◆ **What you have to do**:
Give every line back verbatim, dropping all images.

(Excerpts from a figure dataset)
>>

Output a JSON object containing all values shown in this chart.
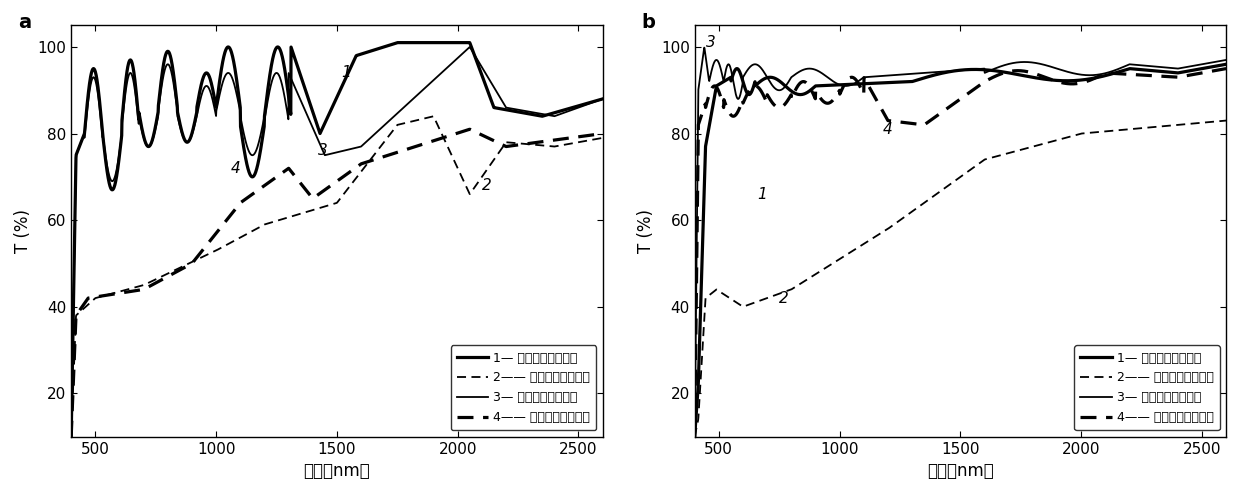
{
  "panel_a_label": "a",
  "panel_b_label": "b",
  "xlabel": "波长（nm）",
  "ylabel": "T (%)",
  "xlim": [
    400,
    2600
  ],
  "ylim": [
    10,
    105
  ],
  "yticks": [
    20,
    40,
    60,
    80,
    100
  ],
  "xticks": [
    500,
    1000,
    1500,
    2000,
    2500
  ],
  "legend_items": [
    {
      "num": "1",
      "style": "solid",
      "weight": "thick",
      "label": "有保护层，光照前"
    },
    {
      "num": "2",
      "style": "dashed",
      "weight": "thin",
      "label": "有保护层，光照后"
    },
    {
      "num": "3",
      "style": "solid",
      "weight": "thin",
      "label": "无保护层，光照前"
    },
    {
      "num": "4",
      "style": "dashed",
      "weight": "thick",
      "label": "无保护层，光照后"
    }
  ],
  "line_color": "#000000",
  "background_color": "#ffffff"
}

<<

◆ **Solution**:
Output a JSON object containing all values shown in this chart.
{
  "panel_a_label": "a",
  "panel_b_label": "b",
  "xlabel": "波长（nm）",
  "ylabel": "T (%)",
  "xlim": [
    400,
    2600
  ],
  "ylim": [
    10,
    105
  ],
  "yticks": [
    20,
    40,
    60,
    80,
    100
  ],
  "xticks": [
    500,
    1000,
    1500,
    2000,
    2500
  ],
  "legend_items": [
    {
      "num": "1",
      "style": "solid",
      "weight": "thick",
      "label": "有保护层，光照前"
    },
    {
      "num": "2",
      "style": "dashed",
      "weight": "thin",
      "label": "有保护层，光照后"
    },
    {
      "num": "3",
      "style": "solid",
      "weight": "thin",
      "label": "无保护层，光照前"
    },
    {
      "num": "4",
      "style": "dashed",
      "weight": "thick",
      "label": "无保护层，光照后"
    }
  ],
  "line_color": "#000000",
  "background_color": "#ffffff"
}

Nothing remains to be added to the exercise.